----- Records provided -----

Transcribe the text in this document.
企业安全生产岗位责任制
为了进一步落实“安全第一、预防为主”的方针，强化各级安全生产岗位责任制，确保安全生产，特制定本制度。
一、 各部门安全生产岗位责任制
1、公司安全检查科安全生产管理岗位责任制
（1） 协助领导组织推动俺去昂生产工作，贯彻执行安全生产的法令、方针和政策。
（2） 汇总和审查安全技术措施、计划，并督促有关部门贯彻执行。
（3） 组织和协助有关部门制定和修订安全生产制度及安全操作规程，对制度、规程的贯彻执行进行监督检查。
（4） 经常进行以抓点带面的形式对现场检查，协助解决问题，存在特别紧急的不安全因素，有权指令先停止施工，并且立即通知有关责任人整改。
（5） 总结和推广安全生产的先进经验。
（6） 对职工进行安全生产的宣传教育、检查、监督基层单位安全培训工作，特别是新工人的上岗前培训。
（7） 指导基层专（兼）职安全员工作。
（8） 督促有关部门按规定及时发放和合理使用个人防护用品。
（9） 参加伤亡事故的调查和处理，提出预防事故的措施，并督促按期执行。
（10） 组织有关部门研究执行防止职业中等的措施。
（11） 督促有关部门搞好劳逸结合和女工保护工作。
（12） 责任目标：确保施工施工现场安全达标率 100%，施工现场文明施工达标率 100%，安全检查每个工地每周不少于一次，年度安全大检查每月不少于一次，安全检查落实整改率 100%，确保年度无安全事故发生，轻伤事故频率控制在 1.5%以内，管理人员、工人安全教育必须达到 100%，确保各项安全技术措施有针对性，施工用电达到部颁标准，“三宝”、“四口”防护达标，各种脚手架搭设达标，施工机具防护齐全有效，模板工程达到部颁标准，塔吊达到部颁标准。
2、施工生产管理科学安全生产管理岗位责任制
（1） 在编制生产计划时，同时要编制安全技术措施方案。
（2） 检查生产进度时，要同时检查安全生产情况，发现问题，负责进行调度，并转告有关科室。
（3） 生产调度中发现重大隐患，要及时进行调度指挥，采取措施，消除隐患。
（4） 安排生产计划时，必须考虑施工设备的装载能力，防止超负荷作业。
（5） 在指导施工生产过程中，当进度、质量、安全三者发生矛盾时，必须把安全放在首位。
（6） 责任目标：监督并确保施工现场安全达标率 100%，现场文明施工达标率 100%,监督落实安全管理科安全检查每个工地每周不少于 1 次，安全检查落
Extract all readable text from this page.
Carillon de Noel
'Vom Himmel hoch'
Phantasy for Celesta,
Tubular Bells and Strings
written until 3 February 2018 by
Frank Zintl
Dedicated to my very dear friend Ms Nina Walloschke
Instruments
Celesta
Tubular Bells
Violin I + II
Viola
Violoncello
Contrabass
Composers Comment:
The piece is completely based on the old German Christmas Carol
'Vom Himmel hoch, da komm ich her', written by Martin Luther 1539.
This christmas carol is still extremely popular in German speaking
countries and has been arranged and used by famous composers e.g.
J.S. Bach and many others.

-----

### Task brief
Go through the records above and set each one down exactly, please.

### The reply
Transcribe the text in this document.
企业安全生产岗位责任制
为了进一步落实“安全第一、预防为主”的方针，强化各级安全生产岗位责任制，确保安全生产，特制定本制度。
一、 各部门安全生产岗位责任制
1、公司安全检查科安全生产管理岗位责任制
（1） 协助领导组织推动俺去昂生产工作，贯彻执行安全生产的法令、方针和政策。
（2） 汇总和审查安全技术措施、计划，并督促有关部门贯彻执行。
（3） 组织和协助有关部门制定和修订安全生产制度及安全操作规程，对制度、规程的贯彻执行进行监督检查。
（4） 经常进行以抓点带面的形式对现场检查，协助解决问题，存在特别紧急的不安全因素，有权指令先停止施工，并且立即通知有关责任人整改。
（5） 总结和推广安全生产的先进经验。
（6） 对职工进行安全生产的宣传教育、检查、监督基层单位安全培训工作，特别是新工人的上岗前培训。
（7） 指导基层专（兼）职安全员工作。
（8） 督促有关部门按规定及时发放和合理使用个人防护用品。
（9） 参加伤亡事故的调查和处理，提出预防事故的措施，并督促按期执行。
（10） 组织有关部门研究执行防止职业中等的措施。
（11） 督促有关部门搞好劳逸结合和女工保护工作。
（12） 责任目标：确保施工施工现场安全达标率 100%，施工现场文明施工达标率 100%，安全检查每个工地每周不少于一次，年度安全大检查每月不少于一次，安全检查落实整改率 100%，确保年度无安全事故发生，轻伤事故频率控制在 1.5%以内，管理人员、工人安全教育必须达到 100%，确保各项安全技术措施有针对性，施工用电达到部颁标准，“三宝”、“四口”防护达标，各种脚手架搭设达标，施工机具防护齐全有效，模板工程达到部颁标准，塔吊达到部颁标准。
2、施工生产管理科学安全生产管理岗位责任制
（1） 在编制生产计划时，同时要编制安全技术措施方案。
（2） 检查生产进度时，要同时检查安全生产情况，发现问题，负责进行调度，并转告有关科室。
（3） 生产调度中发现重大隐患，要及时进行调度指挥，采取措施，消除隐患。
（4） 安排生产计划时，必须考虑施工设备的装载能力，防止超负荷作业。
（5） 在指导施工生产过程中，当进度、质量、安全三者发生矛盾时，必须把安全放在首位。
（6） 责任目标：监督并确保施工现场安全达标率 100%，现场文明施工达标率 100%,监督落实安全管理科安全检查每个工地每周不少于 1 次，安全检查落
Extract all readable text from this page.
Carillon de Noel
'Vom Himmel hoch'
Phantasy for Celesta,
Tubular Bells and Strings
written until 3 February 2018 by
Frank Zintl
Dedicated to my very dear friend Ms Nina Walloschke
Instruments
Celesta
Tubular Bells
Violin I + II
Viola
Violoncello
Contrabass
Composers Comment:
The piece is completely based on the old German Christmas Carol
'Vom Himmel hoch, da komm ich her', written by Martin Luther 1539.
This christmas carol is still extremely popular in German speaking
countries and has been arranged and used by famous composers e.g.
J.S. Bach and many others.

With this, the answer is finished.